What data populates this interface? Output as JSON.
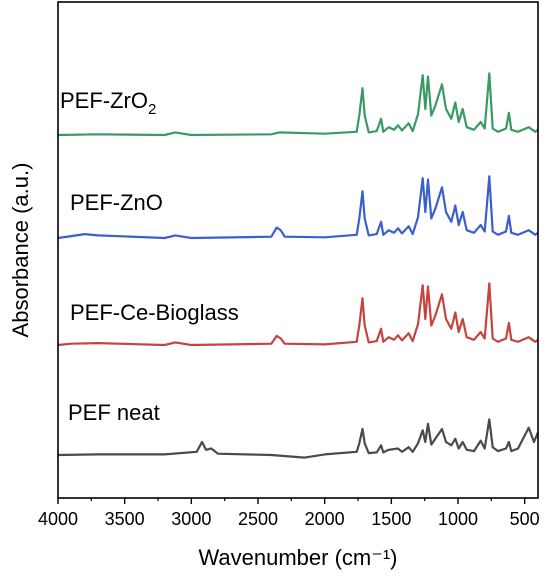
{
  "chart_data": {
    "type": "line",
    "xlabel": "Wavenumber (cm⁻¹)",
    "ylabel": "Absorbance (a.u.)",
    "xlim": [
      4000,
      400
    ],
    "x_reversed": true,
    "x_ticks": [
      "4000",
      "3500",
      "3000",
      "2500",
      "2000",
      "1500",
      "1000",
      "500"
    ],
    "y_ticks_shown": false,
    "grid": false,
    "series": [
      {
        "name": "PEF-ZrO2",
        "label_main": "PEF-ZrO",
        "label_sub": "2",
        "color": "#3a9a63",
        "offset": 3,
        "points": [
          [
            4000,
            0.0
          ],
          [
            3700,
            0.01
          ],
          [
            3200,
            0.0
          ],
          [
            3120,
            0.04
          ],
          [
            3000,
            0.0
          ],
          [
            2400,
            0.01
          ],
          [
            2340,
            0.04
          ],
          [
            2000,
            0.02
          ],
          [
            1760,
            0.05
          ],
          [
            1740,
            0.3
          ],
          [
            1716,
            0.72
          ],
          [
            1700,
            0.3
          ],
          [
            1670,
            0.04
          ],
          [
            1610,
            0.06
          ],
          [
            1577,
            0.25
          ],
          [
            1560,
            0.05
          ],
          [
            1520,
            0.12
          ],
          [
            1480,
            0.08
          ],
          [
            1450,
            0.15
          ],
          [
            1420,
            0.07
          ],
          [
            1370,
            0.18
          ],
          [
            1340,
            0.06
          ],
          [
            1300,
            0.32
          ],
          [
            1265,
            0.92
          ],
          [
            1245,
            0.4
          ],
          [
            1225,
            0.9
          ],
          [
            1200,
            0.3
          ],
          [
            1170,
            0.45
          ],
          [
            1120,
            0.78
          ],
          [
            1090,
            0.4
          ],
          [
            1050,
            0.25
          ],
          [
            1020,
            0.5
          ],
          [
            995,
            0.2
          ],
          [
            965,
            0.4
          ],
          [
            935,
            0.12
          ],
          [
            880,
            0.08
          ],
          [
            830,
            0.2
          ],
          [
            800,
            0.1
          ],
          [
            765,
            0.95
          ],
          [
            740,
            0.1
          ],
          [
            700,
            0.05
          ],
          [
            640,
            0.1
          ],
          [
            618,
            0.34
          ],
          [
            600,
            0.08
          ],
          [
            550,
            0.05
          ],
          [
            470,
            0.12
          ],
          [
            420,
            0.05
          ],
          [
            400,
            0.08
          ]
        ]
      },
      {
        "name": "PEF-ZnO",
        "label_main": "PEF-ZnO",
        "label_sub": "",
        "color": "#3b5fcd",
        "offset": 2,
        "points": [
          [
            4000,
            0.0
          ],
          [
            3900,
            0.03
          ],
          [
            3800,
            0.06
          ],
          [
            3700,
            0.04
          ],
          [
            3200,
            0.0
          ],
          [
            3120,
            0.04
          ],
          [
            3000,
            0.0
          ],
          [
            2400,
            0.02
          ],
          [
            2360,
            0.16
          ],
          [
            2330,
            0.12
          ],
          [
            2300,
            0.02
          ],
          [
            2000,
            0.01
          ],
          [
            1760,
            0.05
          ],
          [
            1740,
            0.3
          ],
          [
            1716,
            0.72
          ],
          [
            1700,
            0.3
          ],
          [
            1670,
            0.04
          ],
          [
            1610,
            0.06
          ],
          [
            1577,
            0.25
          ],
          [
            1560,
            0.05
          ],
          [
            1520,
            0.12
          ],
          [
            1480,
            0.08
          ],
          [
            1450,
            0.15
          ],
          [
            1420,
            0.07
          ],
          [
            1370,
            0.18
          ],
          [
            1340,
            0.06
          ],
          [
            1300,
            0.32
          ],
          [
            1265,
            0.92
          ],
          [
            1245,
            0.4
          ],
          [
            1225,
            0.9
          ],
          [
            1200,
            0.3
          ],
          [
            1170,
            0.45
          ],
          [
            1120,
            0.78
          ],
          [
            1090,
            0.4
          ],
          [
            1050,
            0.25
          ],
          [
            1020,
            0.5
          ],
          [
            995,
            0.2
          ],
          [
            965,
            0.4
          ],
          [
            935,
            0.12
          ],
          [
            880,
            0.08
          ],
          [
            830,
            0.2
          ],
          [
            800,
            0.1
          ],
          [
            765,
            0.95
          ],
          [
            740,
            0.1
          ],
          [
            700,
            0.05
          ],
          [
            640,
            0.1
          ],
          [
            618,
            0.34
          ],
          [
            600,
            0.08
          ],
          [
            550,
            0.05
          ],
          [
            470,
            0.12
          ],
          [
            420,
            0.05
          ],
          [
            400,
            0.08
          ]
        ]
      },
      {
        "name": "PEF-Ce-Bioglass",
        "label_main": "PEF-Ce-Bioglass",
        "label_sub": "",
        "color": "#c4453f",
        "offset": 1,
        "points": [
          [
            4000,
            0.0
          ],
          [
            3900,
            0.02
          ],
          [
            3700,
            0.03
          ],
          [
            3200,
            0.0
          ],
          [
            3120,
            0.04
          ],
          [
            3000,
            0.0
          ],
          [
            2400,
            0.02
          ],
          [
            2360,
            0.14
          ],
          [
            2330,
            0.1
          ],
          [
            2300,
            0.02
          ],
          [
            2000,
            0.01
          ],
          [
            1760,
            0.05
          ],
          [
            1740,
            0.3
          ],
          [
            1716,
            0.72
          ],
          [
            1700,
            0.3
          ],
          [
            1670,
            0.04
          ],
          [
            1610,
            0.06
          ],
          [
            1577,
            0.25
          ],
          [
            1560,
            0.05
          ],
          [
            1520,
            0.12
          ],
          [
            1480,
            0.08
          ],
          [
            1450,
            0.15
          ],
          [
            1420,
            0.07
          ],
          [
            1370,
            0.18
          ],
          [
            1340,
            0.06
          ],
          [
            1300,
            0.32
          ],
          [
            1265,
            0.92
          ],
          [
            1245,
            0.4
          ],
          [
            1225,
            0.9
          ],
          [
            1200,
            0.3
          ],
          [
            1170,
            0.45
          ],
          [
            1120,
            0.78
          ],
          [
            1090,
            0.4
          ],
          [
            1050,
            0.25
          ],
          [
            1020,
            0.5
          ],
          [
            995,
            0.2
          ],
          [
            965,
            0.4
          ],
          [
            935,
            0.12
          ],
          [
            880,
            0.08
          ],
          [
            830,
            0.2
          ],
          [
            800,
            0.1
          ],
          [
            765,
            0.95
          ],
          [
            740,
            0.1
          ],
          [
            700,
            0.05
          ],
          [
            640,
            0.1
          ],
          [
            618,
            0.34
          ],
          [
            600,
            0.08
          ],
          [
            550,
            0.05
          ],
          [
            470,
            0.12
          ],
          [
            420,
            0.05
          ],
          [
            400,
            0.08
          ]
        ]
      },
      {
        "name": "PEF neat",
        "label_main": "PEF neat",
        "label_sub": "",
        "color": "#4a4a4a",
        "offset": 0,
        "points": [
          [
            4000,
            0.0
          ],
          [
            3700,
            0.01
          ],
          [
            3200,
            0.01
          ],
          [
            2960,
            0.05
          ],
          [
            2920,
            0.2
          ],
          [
            2890,
            0.08
          ],
          [
            2850,
            0.1
          ],
          [
            2800,
            0.02
          ],
          [
            2400,
            0.0
          ],
          [
            2150,
            -0.04
          ],
          [
            2000,
            0.01
          ],
          [
            1760,
            0.05
          ],
          [
            1740,
            0.18
          ],
          [
            1716,
            0.4
          ],
          [
            1700,
            0.18
          ],
          [
            1670,
            0.03
          ],
          [
            1610,
            0.04
          ],
          [
            1577,
            0.15
          ],
          [
            1560,
            0.04
          ],
          [
            1520,
            0.08
          ],
          [
            1450,
            0.1
          ],
          [
            1420,
            0.05
          ],
          [
            1370,
            0.12
          ],
          [
            1340,
            0.05
          ],
          [
            1300,
            0.18
          ],
          [
            1265,
            0.38
          ],
          [
            1245,
            0.2
          ],
          [
            1225,
            0.48
          ],
          [
            1200,
            0.16
          ],
          [
            1170,
            0.25
          ],
          [
            1120,
            0.4
          ],
          [
            1090,
            0.2
          ],
          [
            1050,
            0.15
          ],
          [
            1020,
            0.25
          ],
          [
            995,
            0.1
          ],
          [
            965,
            0.2
          ],
          [
            935,
            0.08
          ],
          [
            880,
            0.06
          ],
          [
            830,
            0.22
          ],
          [
            800,
            0.1
          ],
          [
            765,
            0.55
          ],
          [
            740,
            0.12
          ],
          [
            700,
            0.06
          ],
          [
            640,
            0.1
          ],
          [
            618,
            0.2
          ],
          [
            600,
            0.06
          ],
          [
            550,
            0.1
          ],
          [
            470,
            0.42
          ],
          [
            430,
            0.2
          ],
          [
            400,
            0.35
          ]
        ]
      }
    ]
  }
}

**Short exercise**: Find and copy every line in the entries above where the string "color" occurs.

**Written answer**:
        "color": "#3a9a63",
        "color": "#3b5fcd",
        "color": "#c4453f",
        "color": "#4a4a4a",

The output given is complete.